■ **EXERCISE INSTRUCTIONS**: Can you output the records below exactly as they are written?
** START MATERIAL PROVIDED **
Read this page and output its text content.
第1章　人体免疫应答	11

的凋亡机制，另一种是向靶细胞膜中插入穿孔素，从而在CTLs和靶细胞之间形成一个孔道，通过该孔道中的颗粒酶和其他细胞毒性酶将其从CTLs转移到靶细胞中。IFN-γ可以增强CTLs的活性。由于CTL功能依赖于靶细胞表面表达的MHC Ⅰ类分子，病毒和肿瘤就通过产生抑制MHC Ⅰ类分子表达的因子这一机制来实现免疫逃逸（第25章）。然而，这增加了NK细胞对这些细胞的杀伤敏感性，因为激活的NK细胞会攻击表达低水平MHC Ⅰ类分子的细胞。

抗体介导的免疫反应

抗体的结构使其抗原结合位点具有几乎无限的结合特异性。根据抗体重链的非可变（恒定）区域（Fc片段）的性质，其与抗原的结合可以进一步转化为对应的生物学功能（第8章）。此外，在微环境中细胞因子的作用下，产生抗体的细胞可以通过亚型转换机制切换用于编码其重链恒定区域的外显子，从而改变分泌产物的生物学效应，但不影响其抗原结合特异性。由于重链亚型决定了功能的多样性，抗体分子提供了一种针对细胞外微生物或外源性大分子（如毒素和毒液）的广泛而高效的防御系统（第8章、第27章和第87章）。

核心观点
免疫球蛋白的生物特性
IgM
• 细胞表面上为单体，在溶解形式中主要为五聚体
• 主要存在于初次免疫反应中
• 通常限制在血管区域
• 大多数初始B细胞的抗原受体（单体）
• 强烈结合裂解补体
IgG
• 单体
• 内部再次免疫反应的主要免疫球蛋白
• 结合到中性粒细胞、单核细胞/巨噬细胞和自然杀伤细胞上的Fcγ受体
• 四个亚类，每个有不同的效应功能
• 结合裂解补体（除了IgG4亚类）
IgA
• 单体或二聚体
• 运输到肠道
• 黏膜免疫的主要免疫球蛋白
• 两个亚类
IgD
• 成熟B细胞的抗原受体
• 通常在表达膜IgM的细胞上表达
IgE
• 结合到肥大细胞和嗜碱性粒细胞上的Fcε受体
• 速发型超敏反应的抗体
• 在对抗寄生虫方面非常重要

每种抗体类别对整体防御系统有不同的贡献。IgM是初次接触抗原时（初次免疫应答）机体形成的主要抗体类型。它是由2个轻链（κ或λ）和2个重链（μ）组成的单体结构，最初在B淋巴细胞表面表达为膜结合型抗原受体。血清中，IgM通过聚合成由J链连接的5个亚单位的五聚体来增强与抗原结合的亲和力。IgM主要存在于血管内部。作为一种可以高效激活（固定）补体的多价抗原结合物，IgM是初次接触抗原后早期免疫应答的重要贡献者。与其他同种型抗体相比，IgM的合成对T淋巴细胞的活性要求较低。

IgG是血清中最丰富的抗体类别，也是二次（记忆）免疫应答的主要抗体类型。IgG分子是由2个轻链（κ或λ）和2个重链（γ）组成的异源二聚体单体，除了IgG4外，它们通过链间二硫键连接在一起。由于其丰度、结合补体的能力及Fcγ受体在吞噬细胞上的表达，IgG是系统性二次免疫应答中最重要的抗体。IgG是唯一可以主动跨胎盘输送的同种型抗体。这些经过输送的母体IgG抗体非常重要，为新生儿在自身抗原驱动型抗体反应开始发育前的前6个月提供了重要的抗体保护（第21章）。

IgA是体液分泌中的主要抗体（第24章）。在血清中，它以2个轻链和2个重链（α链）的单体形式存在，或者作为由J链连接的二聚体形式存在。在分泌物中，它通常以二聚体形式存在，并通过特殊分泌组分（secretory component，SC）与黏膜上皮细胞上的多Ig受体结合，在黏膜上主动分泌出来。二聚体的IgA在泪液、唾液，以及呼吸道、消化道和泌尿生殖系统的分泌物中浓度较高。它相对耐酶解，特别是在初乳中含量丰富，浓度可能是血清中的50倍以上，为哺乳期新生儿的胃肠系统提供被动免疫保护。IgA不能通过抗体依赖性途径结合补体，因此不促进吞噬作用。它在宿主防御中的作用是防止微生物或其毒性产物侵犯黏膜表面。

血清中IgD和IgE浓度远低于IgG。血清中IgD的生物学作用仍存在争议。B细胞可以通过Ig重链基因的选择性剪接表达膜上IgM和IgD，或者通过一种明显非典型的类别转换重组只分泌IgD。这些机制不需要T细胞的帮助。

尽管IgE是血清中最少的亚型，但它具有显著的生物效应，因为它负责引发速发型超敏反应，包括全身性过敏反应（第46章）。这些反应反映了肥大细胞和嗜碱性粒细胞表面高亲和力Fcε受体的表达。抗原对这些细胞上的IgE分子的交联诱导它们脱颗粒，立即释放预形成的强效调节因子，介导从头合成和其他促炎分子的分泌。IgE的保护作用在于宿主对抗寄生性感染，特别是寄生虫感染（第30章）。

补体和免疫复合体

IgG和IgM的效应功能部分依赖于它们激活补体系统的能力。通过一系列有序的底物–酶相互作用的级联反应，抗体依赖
** END MATERIAL PROVIDED **
■ **SOLUTION BELOW**:
Read this page and output its text content.
第1章　人体免疫应答	11

的凋亡机制，另一种是向靶细胞膜中插入穿孔素，从而在CTLs和靶细胞之间形成一个孔道，通过该孔道中的颗粒酶和其他细胞毒性酶将其从CTLs转移到靶细胞中。IFN-γ可以增强CTLs的活性。由于CTL功能依赖于靶细胞表面表达的MHC Ⅰ类分子，病毒和肿瘤就通过产生抑制MHC Ⅰ类分子表达的因子这一机制来实现免疫逃逸（第25章）。然而，这增加了NK细胞对这些细胞的杀伤敏感性，因为激活的NK细胞会攻击表达低水平MHC Ⅰ类分子的细胞。

抗体介导的免疫反应

抗体的结构使其抗原结合位点具有几乎无限的结合特异性。根据抗体重链的非可变（恒定）区域（Fc片段）的性质，其与抗原的结合可以进一步转化为对应的生物学功能（第8章）。此外，在微环境中细胞因子的作用下，产生抗体的细胞可以通过亚型转换机制切换用于编码其重链恒定区域的外显子，从而改变分泌产物的生物学效应，但不影响其抗原结合特异性。由于重链亚型决定了功能的多样性，抗体分子提供了一种针对细胞外微生物或外源性大分子（如毒素和毒液）的广泛而高效的防御系统（第8章、第27章和第87章）。

核心观点
免疫球蛋白的生物特性
IgM
• 细胞表面上为单体，在溶解形式中主要为五聚体
• 主要存在于初次免疫反应中
• 通常限制在血管区域
• 大多数初始B细胞的抗原受体（单体）
• 强烈结合裂解补体
IgG
• 单体
• 内部再次免疫反应的主要免疫球蛋白
• 结合到中性粒细胞、单核细胞/巨噬细胞和自然杀伤细胞上的Fcγ受体
• 四个亚类，每个有不同的效应功能
• 结合裂解补体（除了IgG4亚类）
IgA
• 单体或二聚体
• 运输到肠道
• 黏膜免疫的主要免疫球蛋白
• 两个亚类
IgD
• 成熟B细胞的抗原受体
• 通常在表达膜IgM的细胞上表达
IgE
• 结合到肥大细胞和嗜碱性粒细胞上的Fcε受体
• 速发型超敏反应的抗体
• 在对抗寄生虫方面非常重要

每种抗体类别对整体防御系统有不同的贡献。IgM是初次接触抗原时（初次免疫应答）机体形成的主要抗体类型。它是由2个轻链（κ或λ）和2个重链（μ）组成的单体结构，最初在B淋巴细胞表面表达为膜结合型抗原受体。血清中，IgM通过聚合成由J链连接的5个亚单位的五聚体来增强与抗原结合的亲和力。IgM主要存在于血管内部。作为一种可以高效激活（固定）补体的多价抗原结合物，IgM是初次接触抗原后早期免疫应答的重要贡献者。与其他同种型抗体相比，IgM的合成对T淋巴细胞的活性要求较低。

IgG是血清中最丰富的抗体类别，也是二次（记忆）免疫应答的主要抗体类型。IgG分子是由2个轻链（κ或λ）和2个重链（γ）组成的异源二聚体单体，除了IgG4外，它们通过链间二硫键连接在一起。由于其丰度、结合补体的能力及Fcγ受体在吞噬细胞上的表达，IgG是系统性二次免疫应答中最重要的抗体。IgG是唯一可以主动跨胎盘输送的同种型抗体。这些经过输送的母体IgG抗体非常重要，为新生儿在自身抗原驱动型抗体反应开始发育前的前6个月提供了重要的抗体保护（第21章）。

IgA是体液分泌中的主要抗体（第24章）。在血清中，它以2个轻链和2个重链（α链）的单体形式存在，或者作为由J链连接的二聚体形式存在。在分泌物中，它通常以二聚体形式存在，并通过特殊分泌组分（secretory component，SC）与黏膜上皮细胞上的多Ig受体结合，在黏膜上主动分泌出来。二聚体的IgA在泪液、唾液，以及呼吸道、消化道和泌尿生殖系统的分泌物中浓度较高。它相对耐酶解，特别是在初乳中含量丰富，浓度可能是血清中的50倍以上，为哺乳期新生儿的胃肠系统提供被动免疫保护。IgA不能通过抗体依赖性途径结合补体，因此不促进吞噬作用。它在宿主防御中的作用是防止微生物或其毒性产物侵犯黏膜表面。

血清中IgD和IgE浓度远低于IgG。血清中IgD的生物学作用仍存在争议。B细胞可以通过Ig重链基因的选择性剪接表达膜上IgM和IgD，或者通过一种明显非典型的类别转换重组只分泌IgD。这些机制不需要T细胞的帮助。

尽管IgE是血清中最少的亚型，但它具有显著的生物效应，因为它负责引发速发型超敏反应，包括全身性过敏反应（第46章）。这些反应反映了肥大细胞和嗜碱性粒细胞表面高亲和力Fcε受体的表达。抗原对这些细胞上的IgE分子的交联诱导它们脱颗粒，立即释放预形成的强效调节因子，介导从头合成和其他促炎分子的分泌。IgE的保护作用在于宿主对抗寄生性感染，特别是寄生虫感染（第30章）。

补体和免疫复合体

IgG和IgM的效应功能部分依赖于它们激活补体系统的能力。通过一系列有序的底物–酶相互作用的级联反应，抗体依赖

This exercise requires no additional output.